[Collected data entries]
-*-
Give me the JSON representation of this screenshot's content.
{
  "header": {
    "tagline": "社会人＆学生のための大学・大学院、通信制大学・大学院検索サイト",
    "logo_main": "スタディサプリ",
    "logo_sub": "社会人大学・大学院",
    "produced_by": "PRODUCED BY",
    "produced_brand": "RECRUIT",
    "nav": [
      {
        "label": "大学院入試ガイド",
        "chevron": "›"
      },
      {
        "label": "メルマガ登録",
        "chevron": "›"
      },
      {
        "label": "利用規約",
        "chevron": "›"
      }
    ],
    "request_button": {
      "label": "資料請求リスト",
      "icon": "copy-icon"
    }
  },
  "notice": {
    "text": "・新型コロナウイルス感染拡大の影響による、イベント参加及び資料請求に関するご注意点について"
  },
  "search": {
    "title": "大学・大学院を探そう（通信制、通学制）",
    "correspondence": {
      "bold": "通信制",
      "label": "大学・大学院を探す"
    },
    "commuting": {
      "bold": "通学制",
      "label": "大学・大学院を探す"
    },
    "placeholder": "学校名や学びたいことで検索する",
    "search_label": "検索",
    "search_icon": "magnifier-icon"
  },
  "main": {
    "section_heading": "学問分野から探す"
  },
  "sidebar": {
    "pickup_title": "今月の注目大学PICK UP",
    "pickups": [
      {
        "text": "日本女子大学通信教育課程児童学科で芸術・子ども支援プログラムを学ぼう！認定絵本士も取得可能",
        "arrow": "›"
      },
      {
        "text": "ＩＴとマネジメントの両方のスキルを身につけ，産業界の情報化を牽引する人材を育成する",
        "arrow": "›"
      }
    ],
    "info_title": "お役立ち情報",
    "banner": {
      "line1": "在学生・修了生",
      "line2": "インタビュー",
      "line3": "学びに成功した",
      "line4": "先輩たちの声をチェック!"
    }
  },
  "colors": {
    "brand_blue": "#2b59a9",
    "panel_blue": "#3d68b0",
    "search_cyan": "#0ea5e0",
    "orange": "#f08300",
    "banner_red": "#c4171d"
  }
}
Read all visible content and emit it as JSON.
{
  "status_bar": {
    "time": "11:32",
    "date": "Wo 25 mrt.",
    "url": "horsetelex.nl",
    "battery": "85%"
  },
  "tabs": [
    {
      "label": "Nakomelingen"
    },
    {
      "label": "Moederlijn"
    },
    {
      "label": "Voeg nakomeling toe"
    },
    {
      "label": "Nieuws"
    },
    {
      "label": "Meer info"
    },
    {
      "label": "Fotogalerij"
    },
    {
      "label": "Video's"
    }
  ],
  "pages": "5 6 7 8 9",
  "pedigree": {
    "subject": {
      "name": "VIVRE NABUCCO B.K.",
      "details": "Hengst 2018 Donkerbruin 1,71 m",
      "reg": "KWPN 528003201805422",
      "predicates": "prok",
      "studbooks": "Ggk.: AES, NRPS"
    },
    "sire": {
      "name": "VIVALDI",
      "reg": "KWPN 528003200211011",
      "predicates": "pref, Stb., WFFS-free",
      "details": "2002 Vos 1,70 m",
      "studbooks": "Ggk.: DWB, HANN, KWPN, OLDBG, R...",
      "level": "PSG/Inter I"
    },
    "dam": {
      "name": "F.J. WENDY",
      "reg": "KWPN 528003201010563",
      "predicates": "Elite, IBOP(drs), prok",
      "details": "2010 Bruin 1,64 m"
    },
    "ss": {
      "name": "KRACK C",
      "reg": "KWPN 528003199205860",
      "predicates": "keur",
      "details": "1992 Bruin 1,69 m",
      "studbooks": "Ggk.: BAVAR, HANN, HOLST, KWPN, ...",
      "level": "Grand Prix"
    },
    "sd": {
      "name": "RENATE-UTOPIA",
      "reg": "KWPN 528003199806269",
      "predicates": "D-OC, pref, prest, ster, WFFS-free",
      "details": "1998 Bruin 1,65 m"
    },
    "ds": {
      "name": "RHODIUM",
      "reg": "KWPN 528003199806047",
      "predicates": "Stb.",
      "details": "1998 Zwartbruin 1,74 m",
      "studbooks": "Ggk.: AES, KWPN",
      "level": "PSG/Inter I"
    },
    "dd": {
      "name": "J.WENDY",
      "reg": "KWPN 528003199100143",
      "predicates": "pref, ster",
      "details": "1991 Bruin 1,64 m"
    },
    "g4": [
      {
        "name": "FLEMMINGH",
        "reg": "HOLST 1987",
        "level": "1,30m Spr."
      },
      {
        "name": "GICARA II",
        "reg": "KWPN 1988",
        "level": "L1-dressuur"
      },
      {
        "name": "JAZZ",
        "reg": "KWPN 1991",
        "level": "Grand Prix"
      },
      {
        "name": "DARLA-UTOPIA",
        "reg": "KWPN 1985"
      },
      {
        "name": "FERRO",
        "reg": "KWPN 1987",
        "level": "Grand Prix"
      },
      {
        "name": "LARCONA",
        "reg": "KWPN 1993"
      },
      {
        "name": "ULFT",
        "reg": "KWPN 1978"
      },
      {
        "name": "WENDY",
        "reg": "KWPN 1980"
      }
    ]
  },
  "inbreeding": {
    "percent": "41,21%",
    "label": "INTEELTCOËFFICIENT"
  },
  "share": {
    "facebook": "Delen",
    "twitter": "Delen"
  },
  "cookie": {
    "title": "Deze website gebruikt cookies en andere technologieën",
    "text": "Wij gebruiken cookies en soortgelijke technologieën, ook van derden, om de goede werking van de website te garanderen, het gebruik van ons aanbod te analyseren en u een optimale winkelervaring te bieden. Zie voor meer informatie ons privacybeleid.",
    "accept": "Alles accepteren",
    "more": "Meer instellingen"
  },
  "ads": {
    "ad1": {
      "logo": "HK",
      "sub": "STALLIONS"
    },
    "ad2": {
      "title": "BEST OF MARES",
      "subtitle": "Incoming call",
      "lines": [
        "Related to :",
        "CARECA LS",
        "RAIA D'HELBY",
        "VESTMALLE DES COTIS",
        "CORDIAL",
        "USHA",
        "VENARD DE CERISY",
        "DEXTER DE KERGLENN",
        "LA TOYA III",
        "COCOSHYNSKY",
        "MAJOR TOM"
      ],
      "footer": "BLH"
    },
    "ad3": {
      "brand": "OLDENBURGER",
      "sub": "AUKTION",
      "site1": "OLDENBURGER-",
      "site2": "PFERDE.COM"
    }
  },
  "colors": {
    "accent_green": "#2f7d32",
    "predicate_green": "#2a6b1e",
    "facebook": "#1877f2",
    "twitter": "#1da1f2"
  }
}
-*-
=== TASK DETAILS ===
Only lines holding the string "HANN" are wanted; gather each one from the entries above.

=== RIGHT ANSWER ===
      "studbooks": "Ggk.: DWB, HANN, KWPN, OLDBG, R...",
      "studbooks": "Ggk.: BAVAR, HANN, HOLST, KWPN, ...",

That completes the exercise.